--- START OF THE INPUT ---

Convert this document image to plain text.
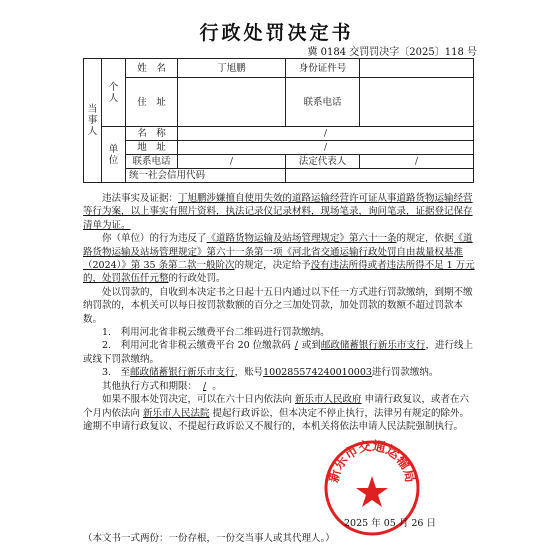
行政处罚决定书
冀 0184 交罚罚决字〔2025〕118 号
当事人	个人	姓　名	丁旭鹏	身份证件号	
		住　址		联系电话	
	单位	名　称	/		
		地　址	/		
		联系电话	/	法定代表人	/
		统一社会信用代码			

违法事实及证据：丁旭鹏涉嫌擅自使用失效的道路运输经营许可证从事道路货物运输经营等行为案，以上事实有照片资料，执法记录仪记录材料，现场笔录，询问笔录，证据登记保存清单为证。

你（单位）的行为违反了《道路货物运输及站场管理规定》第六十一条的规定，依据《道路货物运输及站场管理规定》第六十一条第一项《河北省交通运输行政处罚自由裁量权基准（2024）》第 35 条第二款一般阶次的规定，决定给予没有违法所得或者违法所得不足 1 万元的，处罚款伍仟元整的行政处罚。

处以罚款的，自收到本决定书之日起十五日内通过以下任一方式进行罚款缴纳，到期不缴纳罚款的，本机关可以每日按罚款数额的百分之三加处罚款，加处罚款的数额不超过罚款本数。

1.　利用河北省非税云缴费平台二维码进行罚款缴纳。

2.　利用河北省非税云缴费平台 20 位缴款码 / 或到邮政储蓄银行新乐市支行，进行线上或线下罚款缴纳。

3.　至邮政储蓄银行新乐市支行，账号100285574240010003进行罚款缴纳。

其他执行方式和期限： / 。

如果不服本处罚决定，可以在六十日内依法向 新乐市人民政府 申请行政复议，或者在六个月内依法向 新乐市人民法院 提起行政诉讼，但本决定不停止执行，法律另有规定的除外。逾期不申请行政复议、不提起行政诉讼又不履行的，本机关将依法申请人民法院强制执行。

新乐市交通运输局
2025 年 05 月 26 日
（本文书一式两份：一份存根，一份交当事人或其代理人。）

--- END OF THE INPUT ---
--- START OF THE INPUT ---

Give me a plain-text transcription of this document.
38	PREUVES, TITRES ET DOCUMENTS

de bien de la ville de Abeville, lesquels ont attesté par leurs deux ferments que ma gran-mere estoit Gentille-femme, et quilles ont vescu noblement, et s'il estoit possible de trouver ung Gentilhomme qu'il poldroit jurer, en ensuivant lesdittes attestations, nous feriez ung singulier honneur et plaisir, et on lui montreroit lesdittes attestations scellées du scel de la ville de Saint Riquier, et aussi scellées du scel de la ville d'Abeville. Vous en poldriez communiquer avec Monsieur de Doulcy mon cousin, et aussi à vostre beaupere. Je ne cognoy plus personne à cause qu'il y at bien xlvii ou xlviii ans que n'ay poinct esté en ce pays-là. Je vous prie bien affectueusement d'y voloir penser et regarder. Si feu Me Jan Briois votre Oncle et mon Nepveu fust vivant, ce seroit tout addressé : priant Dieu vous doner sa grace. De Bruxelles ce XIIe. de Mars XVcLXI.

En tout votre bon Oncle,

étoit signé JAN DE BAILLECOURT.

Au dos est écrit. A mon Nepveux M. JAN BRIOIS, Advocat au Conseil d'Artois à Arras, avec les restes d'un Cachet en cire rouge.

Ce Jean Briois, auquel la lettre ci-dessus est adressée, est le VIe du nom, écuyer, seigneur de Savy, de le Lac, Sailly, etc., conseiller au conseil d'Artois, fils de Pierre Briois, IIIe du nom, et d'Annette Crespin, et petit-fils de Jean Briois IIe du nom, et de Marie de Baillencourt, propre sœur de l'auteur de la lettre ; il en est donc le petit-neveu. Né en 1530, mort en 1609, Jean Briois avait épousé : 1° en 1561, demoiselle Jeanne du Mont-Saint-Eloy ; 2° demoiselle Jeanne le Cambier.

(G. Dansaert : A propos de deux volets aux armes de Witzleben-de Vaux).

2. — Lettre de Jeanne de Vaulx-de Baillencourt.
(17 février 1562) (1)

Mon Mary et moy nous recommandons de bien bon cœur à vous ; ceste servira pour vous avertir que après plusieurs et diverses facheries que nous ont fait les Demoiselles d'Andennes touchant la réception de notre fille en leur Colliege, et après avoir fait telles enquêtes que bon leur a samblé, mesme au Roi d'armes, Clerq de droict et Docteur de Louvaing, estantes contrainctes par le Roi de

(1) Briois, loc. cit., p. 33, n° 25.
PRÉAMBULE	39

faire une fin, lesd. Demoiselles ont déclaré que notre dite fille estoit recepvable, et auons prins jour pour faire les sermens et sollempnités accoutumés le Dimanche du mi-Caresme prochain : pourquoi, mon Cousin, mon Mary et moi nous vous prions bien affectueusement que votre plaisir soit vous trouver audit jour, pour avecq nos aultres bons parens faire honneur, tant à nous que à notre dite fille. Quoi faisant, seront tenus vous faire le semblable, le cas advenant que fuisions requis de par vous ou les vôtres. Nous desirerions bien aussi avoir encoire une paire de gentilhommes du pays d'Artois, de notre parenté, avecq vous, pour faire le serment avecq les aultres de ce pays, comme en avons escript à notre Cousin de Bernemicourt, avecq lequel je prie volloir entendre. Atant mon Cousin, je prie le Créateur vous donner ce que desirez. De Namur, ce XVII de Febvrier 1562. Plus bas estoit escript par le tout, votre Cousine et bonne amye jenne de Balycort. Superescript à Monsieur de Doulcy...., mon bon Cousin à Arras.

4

--- END OF THE INPUT ---

_JOB_:
Using the material above, report each line where "plain" occurs.

_OUTPUT OF THE TASK_:
Convert this document image to plain text.
Give me a plain-text transcription of this document.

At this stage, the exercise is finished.